Records that describe figures
-- START --

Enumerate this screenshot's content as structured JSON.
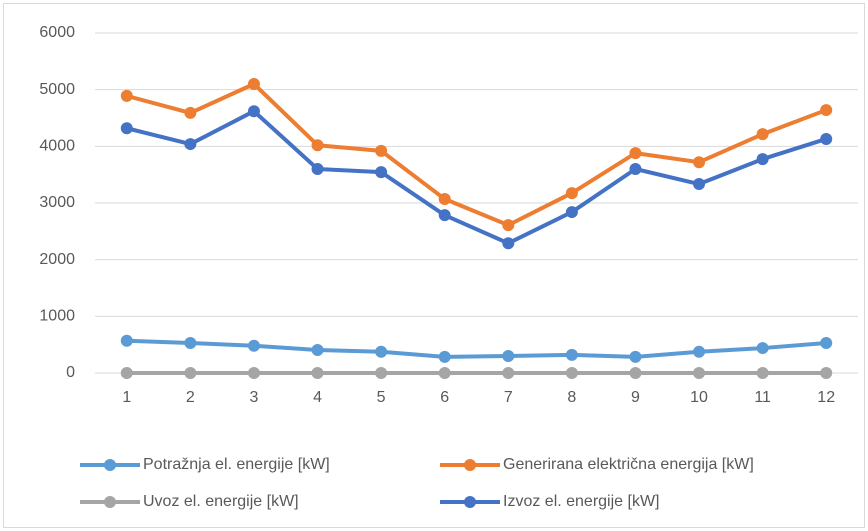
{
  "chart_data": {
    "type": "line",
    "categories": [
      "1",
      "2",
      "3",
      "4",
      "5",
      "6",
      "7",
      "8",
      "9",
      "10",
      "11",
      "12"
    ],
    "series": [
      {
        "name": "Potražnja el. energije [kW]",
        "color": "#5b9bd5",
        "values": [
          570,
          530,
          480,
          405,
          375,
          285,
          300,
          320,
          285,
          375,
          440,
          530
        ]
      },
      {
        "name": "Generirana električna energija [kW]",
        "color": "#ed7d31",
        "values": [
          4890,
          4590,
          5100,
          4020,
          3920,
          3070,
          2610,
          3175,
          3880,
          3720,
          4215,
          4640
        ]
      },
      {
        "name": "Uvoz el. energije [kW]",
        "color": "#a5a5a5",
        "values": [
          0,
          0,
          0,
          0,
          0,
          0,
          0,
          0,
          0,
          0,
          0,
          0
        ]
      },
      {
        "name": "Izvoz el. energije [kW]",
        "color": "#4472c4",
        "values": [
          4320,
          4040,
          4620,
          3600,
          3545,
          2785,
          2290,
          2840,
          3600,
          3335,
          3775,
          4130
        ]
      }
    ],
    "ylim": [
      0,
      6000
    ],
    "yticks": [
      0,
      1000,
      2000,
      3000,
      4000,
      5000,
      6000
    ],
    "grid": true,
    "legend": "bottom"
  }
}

-- END --
-- START --

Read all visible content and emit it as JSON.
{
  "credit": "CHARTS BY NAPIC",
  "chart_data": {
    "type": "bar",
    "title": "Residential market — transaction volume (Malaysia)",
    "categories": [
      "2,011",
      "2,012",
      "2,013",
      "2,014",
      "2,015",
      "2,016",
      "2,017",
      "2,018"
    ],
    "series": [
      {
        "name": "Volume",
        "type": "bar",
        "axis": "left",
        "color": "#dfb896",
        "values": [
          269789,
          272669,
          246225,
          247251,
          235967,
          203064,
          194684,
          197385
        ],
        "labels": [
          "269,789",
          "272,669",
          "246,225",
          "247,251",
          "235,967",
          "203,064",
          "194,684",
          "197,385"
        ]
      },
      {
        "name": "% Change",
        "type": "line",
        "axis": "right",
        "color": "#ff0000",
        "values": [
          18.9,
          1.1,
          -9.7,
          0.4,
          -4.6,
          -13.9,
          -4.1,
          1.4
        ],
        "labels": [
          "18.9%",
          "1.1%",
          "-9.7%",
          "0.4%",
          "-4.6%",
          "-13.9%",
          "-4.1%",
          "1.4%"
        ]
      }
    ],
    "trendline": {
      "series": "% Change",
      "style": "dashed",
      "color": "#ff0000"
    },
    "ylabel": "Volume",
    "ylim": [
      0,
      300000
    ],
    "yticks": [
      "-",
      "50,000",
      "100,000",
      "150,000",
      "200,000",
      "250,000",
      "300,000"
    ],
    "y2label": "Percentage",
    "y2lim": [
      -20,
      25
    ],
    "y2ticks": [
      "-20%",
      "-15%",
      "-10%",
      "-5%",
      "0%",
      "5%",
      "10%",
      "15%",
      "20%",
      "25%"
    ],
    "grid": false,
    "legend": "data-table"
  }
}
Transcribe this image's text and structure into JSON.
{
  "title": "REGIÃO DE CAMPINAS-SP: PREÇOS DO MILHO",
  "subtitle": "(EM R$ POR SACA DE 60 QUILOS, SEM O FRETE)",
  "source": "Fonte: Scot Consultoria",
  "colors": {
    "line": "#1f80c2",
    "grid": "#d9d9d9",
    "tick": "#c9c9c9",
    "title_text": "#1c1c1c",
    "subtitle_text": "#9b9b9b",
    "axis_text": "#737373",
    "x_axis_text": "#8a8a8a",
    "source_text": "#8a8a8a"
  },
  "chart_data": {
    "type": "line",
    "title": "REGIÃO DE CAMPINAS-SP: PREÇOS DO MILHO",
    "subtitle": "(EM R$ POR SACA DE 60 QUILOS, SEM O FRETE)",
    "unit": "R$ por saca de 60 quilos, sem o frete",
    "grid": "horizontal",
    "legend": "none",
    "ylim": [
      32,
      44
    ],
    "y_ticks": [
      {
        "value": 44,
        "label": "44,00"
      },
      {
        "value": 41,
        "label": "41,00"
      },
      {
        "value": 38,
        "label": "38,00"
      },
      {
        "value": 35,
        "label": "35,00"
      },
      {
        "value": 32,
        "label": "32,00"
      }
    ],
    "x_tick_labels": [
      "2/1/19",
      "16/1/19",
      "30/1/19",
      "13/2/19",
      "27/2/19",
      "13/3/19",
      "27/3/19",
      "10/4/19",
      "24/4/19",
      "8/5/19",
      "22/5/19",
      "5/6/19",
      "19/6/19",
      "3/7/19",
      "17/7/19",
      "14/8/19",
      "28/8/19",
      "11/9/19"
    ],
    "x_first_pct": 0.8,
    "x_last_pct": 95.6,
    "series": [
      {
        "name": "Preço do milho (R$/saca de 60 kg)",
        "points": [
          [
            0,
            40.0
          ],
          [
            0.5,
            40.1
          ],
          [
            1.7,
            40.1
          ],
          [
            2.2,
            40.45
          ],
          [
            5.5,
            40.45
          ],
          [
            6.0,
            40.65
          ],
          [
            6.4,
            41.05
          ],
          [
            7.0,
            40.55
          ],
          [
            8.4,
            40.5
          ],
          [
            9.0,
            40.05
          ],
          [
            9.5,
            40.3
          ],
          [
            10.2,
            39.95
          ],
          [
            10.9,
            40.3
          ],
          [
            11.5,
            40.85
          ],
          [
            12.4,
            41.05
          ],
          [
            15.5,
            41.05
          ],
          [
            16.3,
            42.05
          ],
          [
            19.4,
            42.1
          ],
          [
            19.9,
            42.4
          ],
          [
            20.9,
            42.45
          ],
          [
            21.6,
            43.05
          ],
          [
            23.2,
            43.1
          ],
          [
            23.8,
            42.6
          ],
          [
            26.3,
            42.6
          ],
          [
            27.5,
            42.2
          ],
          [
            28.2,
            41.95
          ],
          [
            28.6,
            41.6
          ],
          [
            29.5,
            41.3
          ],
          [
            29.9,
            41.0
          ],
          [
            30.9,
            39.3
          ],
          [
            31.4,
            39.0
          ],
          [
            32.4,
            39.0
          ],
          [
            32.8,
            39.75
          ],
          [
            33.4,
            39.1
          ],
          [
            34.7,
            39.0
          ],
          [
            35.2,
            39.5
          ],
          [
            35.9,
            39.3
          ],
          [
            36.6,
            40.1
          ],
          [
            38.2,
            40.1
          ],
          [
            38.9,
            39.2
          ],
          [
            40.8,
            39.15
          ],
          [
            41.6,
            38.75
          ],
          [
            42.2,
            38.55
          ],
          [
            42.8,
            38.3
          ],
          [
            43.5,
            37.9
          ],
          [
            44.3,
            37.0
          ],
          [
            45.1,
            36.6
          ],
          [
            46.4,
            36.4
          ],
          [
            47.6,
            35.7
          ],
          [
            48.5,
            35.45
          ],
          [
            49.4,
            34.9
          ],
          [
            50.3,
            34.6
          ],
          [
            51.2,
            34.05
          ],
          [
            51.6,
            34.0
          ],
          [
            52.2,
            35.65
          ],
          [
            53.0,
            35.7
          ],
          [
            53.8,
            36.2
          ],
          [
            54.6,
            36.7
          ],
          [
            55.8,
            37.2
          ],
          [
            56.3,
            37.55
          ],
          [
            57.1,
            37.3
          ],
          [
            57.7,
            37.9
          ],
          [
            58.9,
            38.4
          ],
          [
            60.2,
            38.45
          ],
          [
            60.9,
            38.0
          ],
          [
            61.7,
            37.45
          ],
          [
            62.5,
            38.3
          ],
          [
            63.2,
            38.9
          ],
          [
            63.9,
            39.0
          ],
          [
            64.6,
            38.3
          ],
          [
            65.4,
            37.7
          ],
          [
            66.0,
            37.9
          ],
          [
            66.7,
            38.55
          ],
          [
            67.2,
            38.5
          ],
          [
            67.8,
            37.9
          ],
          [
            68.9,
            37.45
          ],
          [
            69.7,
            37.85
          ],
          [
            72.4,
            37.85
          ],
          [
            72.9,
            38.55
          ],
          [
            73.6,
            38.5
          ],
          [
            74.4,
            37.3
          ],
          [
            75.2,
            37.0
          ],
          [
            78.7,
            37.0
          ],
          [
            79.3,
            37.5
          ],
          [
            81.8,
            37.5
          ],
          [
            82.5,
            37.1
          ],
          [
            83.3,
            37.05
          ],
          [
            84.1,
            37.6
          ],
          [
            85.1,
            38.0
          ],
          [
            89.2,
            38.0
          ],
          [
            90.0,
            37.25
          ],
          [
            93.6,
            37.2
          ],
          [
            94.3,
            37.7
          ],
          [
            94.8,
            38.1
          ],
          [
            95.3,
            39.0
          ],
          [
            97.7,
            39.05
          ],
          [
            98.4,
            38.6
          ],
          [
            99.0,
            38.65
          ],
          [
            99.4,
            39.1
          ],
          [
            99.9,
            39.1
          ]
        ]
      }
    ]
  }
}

-- END --

### Written exercise
Pull every line containing the word "name" out of the entries above.

### Output for this exercise
        "name": "Potražnja el. energije [kW]",
        "name": "Generirana električna energija [kW]",
        "name": "Uvoz el. energije [kW]",
        "name": "Izvoz el. energije [kW]",
        "name": "Volume",
        "name": "% Change",
        "name": "Preço do milho (R$/saca de 60 kg)",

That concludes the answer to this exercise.